(SOURCE RECORDS):
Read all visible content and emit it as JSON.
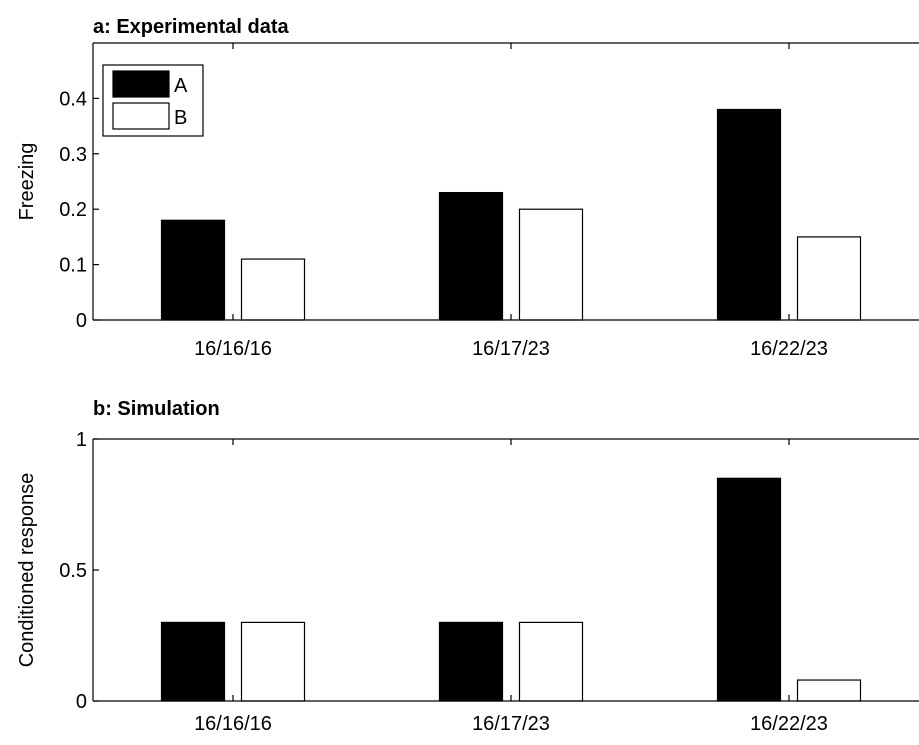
{
  "chart_data": [
    {
      "type": "bar",
      "title": "a: Experimental data",
      "xlabel": "",
      "ylabel": "Freezing",
      "categories": [
        "16/16/16",
        "16/17/23",
        "16/22/23"
      ],
      "series": [
        {
          "name": "A",
          "values": [
            0.18,
            0.23,
            0.38
          ],
          "color": "#000000"
        },
        {
          "name": "B",
          "values": [
            0.11,
            0.2,
            0.15
          ],
          "color": "#ffffff"
        }
      ],
      "ylim": [
        0,
        0.5
      ],
      "yticks": [
        0,
        0.1,
        0.2,
        0.3,
        0.4
      ],
      "ytick_labels": [
        "0",
        "0.1",
        "0.2",
        "0.3",
        "0.4"
      ],
      "legend": "top-left",
      "grid": false
    },
    {
      "type": "bar",
      "title": "b: Simulation",
      "xlabel": "",
      "ylabel": "Conditioned response",
      "categories": [
        "16/16/16",
        "16/17/23",
        "16/22/23"
      ],
      "series": [
        {
          "values": [
            0.3,
            0.3,
            0.85
          ],
          "color": "#000000"
        },
        {
          "values": [
            0.3,
            0.3,
            0.08
          ],
          "color": "#ffffff"
        }
      ],
      "ylim": [
        0,
        1
      ],
      "yticks": [
        0,
        0.5,
        1
      ],
      "ytick_labels": [
        "0",
        "0.5",
        "1"
      ],
      "legend": "none",
      "grid": false
    }
  ]
}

(GOAL):
Reproduce all the entries that precede this task, word for word, minus any pictures.

(RESPONSE FOR THIS EXERCISE):
Read all visible content and emit it as JSON.
{
  "chart_data": [
    {
      "type": "bar",
      "title": "a: Experimental data",
      "xlabel": "",
      "ylabel": "Freezing",
      "categories": [
        "16/16/16",
        "16/17/23",
        "16/22/23"
      ],
      "series": [
        {
          "name": "A",
          "values": [
            0.18,
            0.23,
            0.38
          ],
          "color": "#000000"
        },
        {
          "name": "B",
          "values": [
            0.11,
            0.2,
            0.15
          ],
          "color": "#ffffff"
        }
      ],
      "ylim": [
        0,
        0.5
      ],
      "yticks": [
        0,
        0.1,
        0.2,
        0.3,
        0.4
      ],
      "ytick_labels": [
        "0",
        "0.1",
        "0.2",
        "0.3",
        "0.4"
      ],
      "legend": "top-left",
      "grid": false
    },
    {
      "type": "bar",
      "title": "b: Simulation",
      "xlabel": "",
      "ylabel": "Conditioned response",
      "categories": [
        "16/16/16",
        "16/17/23",
        "16/22/23"
      ],
      "series": [
        {
          "values": [
            0.3,
            0.3,
            0.85
          ],
          "color": "#000000"
        },
        {
          "values": [
            0.3,
            0.3,
            0.08
          ],
          "color": "#ffffff"
        }
      ],
      "ylim": [
        0,
        1
      ],
      "yticks": [
        0,
        0.5,
        1
      ],
      "ytick_labels": [
        "0",
        "0.5",
        "1"
      ],
      "legend": "none",
      "grid": false
    }
  ]
}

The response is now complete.